Records supplied |

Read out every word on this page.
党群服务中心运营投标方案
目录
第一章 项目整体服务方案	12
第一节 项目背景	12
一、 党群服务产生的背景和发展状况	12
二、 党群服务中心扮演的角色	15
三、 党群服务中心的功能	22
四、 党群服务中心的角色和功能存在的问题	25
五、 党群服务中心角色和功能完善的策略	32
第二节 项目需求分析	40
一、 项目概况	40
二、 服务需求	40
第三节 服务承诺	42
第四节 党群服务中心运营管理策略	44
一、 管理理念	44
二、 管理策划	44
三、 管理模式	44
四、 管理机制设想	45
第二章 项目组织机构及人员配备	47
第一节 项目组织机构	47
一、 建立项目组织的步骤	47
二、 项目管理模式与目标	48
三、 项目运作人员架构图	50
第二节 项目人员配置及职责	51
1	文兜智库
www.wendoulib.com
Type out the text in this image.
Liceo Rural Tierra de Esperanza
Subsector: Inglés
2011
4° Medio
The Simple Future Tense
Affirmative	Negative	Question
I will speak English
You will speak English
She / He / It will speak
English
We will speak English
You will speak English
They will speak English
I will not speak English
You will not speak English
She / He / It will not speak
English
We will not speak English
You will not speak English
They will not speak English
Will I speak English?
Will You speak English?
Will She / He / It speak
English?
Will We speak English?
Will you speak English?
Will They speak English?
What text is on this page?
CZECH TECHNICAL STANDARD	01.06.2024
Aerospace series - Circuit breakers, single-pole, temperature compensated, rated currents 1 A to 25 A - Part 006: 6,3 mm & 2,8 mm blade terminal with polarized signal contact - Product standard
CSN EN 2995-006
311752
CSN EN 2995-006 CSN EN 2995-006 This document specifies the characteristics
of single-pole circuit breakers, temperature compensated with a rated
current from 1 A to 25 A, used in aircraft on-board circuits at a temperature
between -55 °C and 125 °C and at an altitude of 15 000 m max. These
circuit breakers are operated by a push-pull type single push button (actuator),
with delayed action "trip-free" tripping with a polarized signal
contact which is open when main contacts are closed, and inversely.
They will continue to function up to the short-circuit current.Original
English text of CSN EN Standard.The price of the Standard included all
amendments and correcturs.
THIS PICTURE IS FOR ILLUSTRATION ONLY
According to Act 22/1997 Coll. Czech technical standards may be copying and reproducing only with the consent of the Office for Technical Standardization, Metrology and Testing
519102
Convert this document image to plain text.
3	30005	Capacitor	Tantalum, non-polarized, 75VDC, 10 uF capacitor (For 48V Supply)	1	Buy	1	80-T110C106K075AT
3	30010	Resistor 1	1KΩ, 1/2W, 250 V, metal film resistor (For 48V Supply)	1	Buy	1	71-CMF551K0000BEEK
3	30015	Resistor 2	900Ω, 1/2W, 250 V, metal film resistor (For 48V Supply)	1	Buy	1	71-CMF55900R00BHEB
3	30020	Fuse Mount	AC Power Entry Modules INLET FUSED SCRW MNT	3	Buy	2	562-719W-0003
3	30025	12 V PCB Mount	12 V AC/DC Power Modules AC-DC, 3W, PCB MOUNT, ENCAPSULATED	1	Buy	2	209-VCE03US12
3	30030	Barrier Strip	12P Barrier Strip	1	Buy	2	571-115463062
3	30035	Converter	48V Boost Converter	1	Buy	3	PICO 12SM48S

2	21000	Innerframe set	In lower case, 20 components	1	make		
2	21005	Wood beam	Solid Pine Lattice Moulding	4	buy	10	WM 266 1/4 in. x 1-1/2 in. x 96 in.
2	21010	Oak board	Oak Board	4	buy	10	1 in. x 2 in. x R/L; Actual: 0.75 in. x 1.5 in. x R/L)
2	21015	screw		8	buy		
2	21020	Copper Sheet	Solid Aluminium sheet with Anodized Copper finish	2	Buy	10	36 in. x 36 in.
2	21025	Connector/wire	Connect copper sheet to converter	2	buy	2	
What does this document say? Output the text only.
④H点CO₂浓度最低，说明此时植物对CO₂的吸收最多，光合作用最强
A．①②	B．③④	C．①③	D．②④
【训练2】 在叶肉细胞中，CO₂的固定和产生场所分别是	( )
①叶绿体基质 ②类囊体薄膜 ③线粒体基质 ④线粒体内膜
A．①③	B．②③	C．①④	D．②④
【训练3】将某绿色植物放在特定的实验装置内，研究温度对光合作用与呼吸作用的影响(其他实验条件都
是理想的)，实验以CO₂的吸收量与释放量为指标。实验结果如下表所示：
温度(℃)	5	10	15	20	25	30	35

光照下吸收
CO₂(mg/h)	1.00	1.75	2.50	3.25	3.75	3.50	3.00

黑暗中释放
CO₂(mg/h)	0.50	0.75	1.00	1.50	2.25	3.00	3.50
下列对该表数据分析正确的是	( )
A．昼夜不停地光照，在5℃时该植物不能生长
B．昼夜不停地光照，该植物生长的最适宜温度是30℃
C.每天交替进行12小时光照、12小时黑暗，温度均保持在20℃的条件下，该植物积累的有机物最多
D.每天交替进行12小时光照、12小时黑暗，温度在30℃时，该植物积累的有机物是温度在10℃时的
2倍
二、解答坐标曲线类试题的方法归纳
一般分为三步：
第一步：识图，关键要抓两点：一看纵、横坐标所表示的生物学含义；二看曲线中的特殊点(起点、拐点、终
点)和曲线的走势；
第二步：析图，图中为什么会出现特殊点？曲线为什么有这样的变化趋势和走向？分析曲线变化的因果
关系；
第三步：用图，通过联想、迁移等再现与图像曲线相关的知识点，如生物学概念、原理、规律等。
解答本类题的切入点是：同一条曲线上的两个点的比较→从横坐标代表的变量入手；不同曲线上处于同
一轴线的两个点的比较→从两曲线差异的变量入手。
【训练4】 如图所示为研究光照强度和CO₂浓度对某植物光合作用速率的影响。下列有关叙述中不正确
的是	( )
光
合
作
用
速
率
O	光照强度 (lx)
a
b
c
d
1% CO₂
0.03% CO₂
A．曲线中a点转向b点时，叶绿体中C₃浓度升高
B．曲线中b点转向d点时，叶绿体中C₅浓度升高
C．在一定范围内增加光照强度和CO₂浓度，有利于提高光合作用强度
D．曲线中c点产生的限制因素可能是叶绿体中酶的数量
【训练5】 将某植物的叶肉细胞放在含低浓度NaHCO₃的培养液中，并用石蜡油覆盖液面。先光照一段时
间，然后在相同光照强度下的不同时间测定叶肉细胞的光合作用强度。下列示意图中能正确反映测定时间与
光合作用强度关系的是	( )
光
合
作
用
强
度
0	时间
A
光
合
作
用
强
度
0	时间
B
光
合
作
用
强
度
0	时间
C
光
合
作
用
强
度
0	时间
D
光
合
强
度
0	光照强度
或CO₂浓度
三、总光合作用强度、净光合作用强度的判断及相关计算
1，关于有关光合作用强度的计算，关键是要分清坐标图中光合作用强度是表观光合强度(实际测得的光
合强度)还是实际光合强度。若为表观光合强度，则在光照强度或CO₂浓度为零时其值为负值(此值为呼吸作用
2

Task goal | Nothing in the data may differ; print all of it exactly as written.

Solution |
Read out every word on this page.
党群服务中心运营投标方案
目录
第一章 项目整体服务方案	12
第一节 项目背景	12
一、 党群服务产生的背景和发展状况	12
二、 党群服务中心扮演的角色	15
三、 党群服务中心的功能	22
四、 党群服务中心的角色和功能存在的问题	25
五、 党群服务中心角色和功能完善的策略	32
第二节 项目需求分析	40
一、 项目概况	40
二、 服务需求	40
第三节 服务承诺	42
第四节 党群服务中心运营管理策略	44
一、 管理理念	44
二、 管理策划	44
三、 管理模式	44
四、 管理机制设想	45
第二章 项目组织机构及人员配备	47
第一节 项目组织机构	47
一、 建立项目组织的步骤	47
二、 项目管理模式与目标	48
三、 项目运作人员架构图	50
第二节 项目人员配置及职责	51
1	文兜智库
www.wendoulib.com
Type out the text in this image.
Liceo Rural Tierra de Esperanza
Subsector: Inglés
2011
4° Medio
The Simple Future Tense
Affirmative	Negative	Question
I will speak English
You will speak English
She / He / It will speak
English
We will speak English
You will speak English
They will speak English
I will not speak English
You will not speak English
She / He / It will not speak
English
We will not speak English
You will not speak English
They will not speak English
Will I speak English?
Will You speak English?
Will She / He / It speak
English?
Will We speak English?
Will you speak English?
Will They speak English?
What text is on this page?
CZECH TECHNICAL STANDARD	01.06.2024
Aerospace series - Circuit breakers, single-pole, temperature compensated, rated currents 1 A to 25 A - Part 006: 6,3 mm & 2,8 mm blade terminal with polarized signal contact - Product standard
CSN EN 2995-006
311752
CSN EN 2995-006 CSN EN 2995-006 This document specifies the characteristics
of single-pole circuit breakers, temperature compensated with a rated
current from 1 A to 25 A, used in aircraft on-board circuits at a temperature
between -55 °C and 125 °C and at an altitude of 15 000 m max. These
circuit breakers are operated by a push-pull type single push button (actuator),
with delayed action "trip-free" tripping with a polarized signal
contact which is open when main contacts are closed, and inversely.
They will continue to function up to the short-circuit current.Original
English text of CSN EN Standard.The price of the Standard included all
amendments and correcturs.
THIS PICTURE IS FOR ILLUSTRATION ONLY
According to Act 22/1997 Coll. Czech technical standards may be copying and reproducing only with the consent of the Office for Technical Standardization, Metrology and Testing
519102
Convert this document image to plain text.
3	30005	Capacitor	Tantalum, non-polarized, 75VDC, 10 uF capacitor (For 48V Supply)	1	Buy	1	80-T110C106K075AT
3	30010	Resistor 1	1KΩ, 1/2W, 250 V, metal film resistor (For 48V Supply)	1	Buy	1	71-CMF551K0000BEEK
3	30015	Resistor 2	900Ω, 1/2W, 250 V, metal film resistor (For 48V Supply)	1	Buy	1	71-CMF55900R00BHEB
3	30020	Fuse Mount	AC Power Entry Modules INLET FUSED SCRW MNT	3	Buy	2	562-719W-0003
3	30025	12 V PCB Mount	12 V AC/DC Power Modules AC-DC, 3W, PCB MOUNT, ENCAPSULATED	1	Buy	2	209-VCE03US12
3	30030	Barrier Strip	12P Barrier Strip	1	Buy	2	571-115463062
3	30035	Converter	48V Boost Converter	1	Buy	3	PICO 12SM48S

2	21000	Innerframe set	In lower case, 20 components	1	make		
2	21005	Wood beam	Solid Pine Lattice Moulding	4	buy	10	WM 266 1/4 in. x 1-1/2 in. x 96 in.
2	21010	Oak board	Oak Board	4	buy	10	1 in. x 2 in. x R/L; Actual: 0.75 in. x 1.5 in. x R/L)
2	21015	screw		8	buy		
2	21020	Copper Sheet	Solid Aluminium sheet with Anodized Copper finish	2	Buy	10	36 in. x 36 in.
2	21025	Connector/wire	Connect copper sheet to converter	2	buy	2	
What does this document say? Output the text only.
④H点CO₂浓度最低，说明此时植物对CO₂的吸收最多，光合作用最强
A．①②	B．③④	C．①③	D．②④
【训练2】 在叶肉细胞中，CO₂的固定和产生场所分别是	( )
①叶绿体基质 ②类囊体薄膜 ③线粒体基质 ④线粒体内膜
A．①③	B．②③	C．①④	D．②④
【训练3】将某绿色植物放在特定的实验装置内，研究温度对光合作用与呼吸作用的影响(其他实验条件都
是理想的)，实验以CO₂的吸收量与释放量为指标。实验结果如下表所示：
温度(℃)	5	10	15	20	25	30	35

光照下吸收
CO₂(mg/h)	1.00	1.75	2.50	3.25	3.75	3.50	3.00

黑暗中释放
CO₂(mg/h)	0.50	0.75	1.00	1.50	2.25	3.00	3.50
下列对该表数据分析正确的是	( )
A．昼夜不停地光照，在5℃时该植物不能生长
B．昼夜不停地光照，该植物生长的最适宜温度是30℃
C.每天交替进行12小时光照、12小时黑暗，温度均保持在20℃的条件下，该植物积累的有机物最多
D.每天交替进行12小时光照、12小时黑暗，温度在30℃时，该植物积累的有机物是温度在10℃时的
2倍
二、解答坐标曲线类试题的方法归纳
一般分为三步：
第一步：识图，关键要抓两点：一看纵、横坐标所表示的生物学含义；二看曲线中的特殊点(起点、拐点、终
点)和曲线的走势；
第二步：析图，图中为什么会出现特殊点？曲线为什么有这样的变化趋势和走向？分析曲线变化的因果
关系；
第三步：用图，通过联想、迁移等再现与图像曲线相关的知识点，如生物学概念、原理、规律等。
解答本类题的切入点是：同一条曲线上的两个点的比较→从横坐标代表的变量入手；不同曲线上处于同
一轴线的两个点的比较→从两曲线差异的变量入手。
【训练4】 如图所示为研究光照强度和CO₂浓度对某植物光合作用速率的影响。下列有关叙述中不正确
的是	( )
光
合
作
用
速
率
O	光照强度 (lx)
a
b
c
d
1% CO₂
0.03% CO₂
A．曲线中a点转向b点时，叶绿体中C₃浓度升高
B．曲线中b点转向d点时，叶绿体中C₅浓度升高
C．在一定范围内增加光照强度和CO₂浓度，有利于提高光合作用强度
D．曲线中c点产生的限制因素可能是叶绿体中酶的数量
【训练5】 将某植物的叶肉细胞放在含低浓度NaHCO₃的培养液中，并用石蜡油覆盖液面。先光照一段时
间，然后在相同光照强度下的不同时间测定叶肉细胞的光合作用强度。下列示意图中能正确反映测定时间与
光合作用强度关系的是	( )
光
合
作
用
强
度
0	时间
A
光
合
作
用
强
度
0	时间
B
光
合
作
用
强
度
0	时间
C
光
合
作
用
强
度
0	时间
D
光
合
强
度
0	光照强度
或CO₂浓度
三、总光合作用强度、净光合作用强度的判断及相关计算
1，关于有关光合作用强度的计算，关键是要分清坐标图中光合作用强度是表观光合强度(实际测得的光
合强度)还是实际光合强度。若为表观光合强度，则在光照强度或CO₂浓度为零时其值为负值(此值为呼吸作用
2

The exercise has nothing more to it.